## REQUIRED TASK
Repeat each line exactly, leaving nothing out.

## DATASET CONTENT
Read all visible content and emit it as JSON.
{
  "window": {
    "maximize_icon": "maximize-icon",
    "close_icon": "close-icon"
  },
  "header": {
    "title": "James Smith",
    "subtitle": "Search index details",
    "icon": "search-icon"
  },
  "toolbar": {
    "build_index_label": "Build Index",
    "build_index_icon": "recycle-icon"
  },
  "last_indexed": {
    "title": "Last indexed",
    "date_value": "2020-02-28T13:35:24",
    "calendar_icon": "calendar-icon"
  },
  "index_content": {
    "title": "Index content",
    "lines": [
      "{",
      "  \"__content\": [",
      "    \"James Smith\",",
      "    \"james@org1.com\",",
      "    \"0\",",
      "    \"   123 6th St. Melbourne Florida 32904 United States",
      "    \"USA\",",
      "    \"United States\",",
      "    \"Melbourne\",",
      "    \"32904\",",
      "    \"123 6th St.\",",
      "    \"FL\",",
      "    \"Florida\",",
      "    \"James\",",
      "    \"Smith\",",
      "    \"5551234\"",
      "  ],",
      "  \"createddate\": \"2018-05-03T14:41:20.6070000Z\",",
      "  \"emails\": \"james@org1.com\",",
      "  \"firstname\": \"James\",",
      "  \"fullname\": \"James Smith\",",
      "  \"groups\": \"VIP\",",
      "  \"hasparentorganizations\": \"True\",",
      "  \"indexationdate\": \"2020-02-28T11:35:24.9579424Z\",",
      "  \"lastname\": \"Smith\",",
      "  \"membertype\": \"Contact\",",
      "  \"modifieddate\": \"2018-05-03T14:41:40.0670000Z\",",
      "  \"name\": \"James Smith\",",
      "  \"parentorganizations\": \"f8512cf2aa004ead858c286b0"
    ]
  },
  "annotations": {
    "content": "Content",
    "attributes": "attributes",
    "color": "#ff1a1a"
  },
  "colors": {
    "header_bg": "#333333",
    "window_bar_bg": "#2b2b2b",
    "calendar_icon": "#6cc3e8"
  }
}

## COMPLETE RESPONSE
Read all visible content and emit it as JSON.
{
  "window": {
    "maximize_icon": "maximize-icon",
    "close_icon": "close-icon"
  },
  "header": {
    "title": "James Smith",
    "subtitle": "Search index details",
    "icon": "search-icon"
  },
  "toolbar": {
    "build_index_label": "Build Index",
    "build_index_icon": "recycle-icon"
  },
  "last_indexed": {
    "title": "Last indexed",
    "date_value": "2020-02-28T13:35:24",
    "calendar_icon": "calendar-icon"
  },
  "index_content": {
    "title": "Index content",
    "lines": [
      "{",
      "  \"__content\": [",
      "    \"James Smith\",",
      "    \"james@org1.com\",",
      "    \"0\",",
      "    \"   123 6th St. Melbourne Florida 32904 United States",
      "    \"USA\",",
      "    \"United States\",",
      "    \"Melbourne\",",
      "    \"32904\",",
      "    \"123 6th St.\",",
      "    \"FL\",",
      "    \"Florida\",",
      "    \"James\",",
      "    \"Smith\",",
      "    \"5551234\"",
      "  ],",
      "  \"createddate\": \"2018-05-03T14:41:20.6070000Z\",",
      "  \"emails\": \"james@org1.com\",",
      "  \"firstname\": \"James\",",
      "  \"fullname\": \"James Smith\",",
      "  \"groups\": \"VIP\",",
      "  \"hasparentorganizations\": \"True\",",
      "  \"indexationdate\": \"2020-02-28T11:35:24.9579424Z\",",
      "  \"lastname\": \"Smith\",",
      "  \"membertype\": \"Contact\",",
      "  \"modifieddate\": \"2018-05-03T14:41:40.0670000Z\",",
      "  \"name\": \"James Smith\",",
      "  \"parentorganizations\": \"f8512cf2aa004ead858c286b0"
    ]
  },
  "annotations": {
    "content": "Content",
    "attributes": "attributes",
    "color": "#ff1a1a"
  },
  "colors": {
    "header_bg": "#333333",
    "window_bar_bg": "#2b2b2b",
    "calendar_icon": "#6cc3e8"
  }
}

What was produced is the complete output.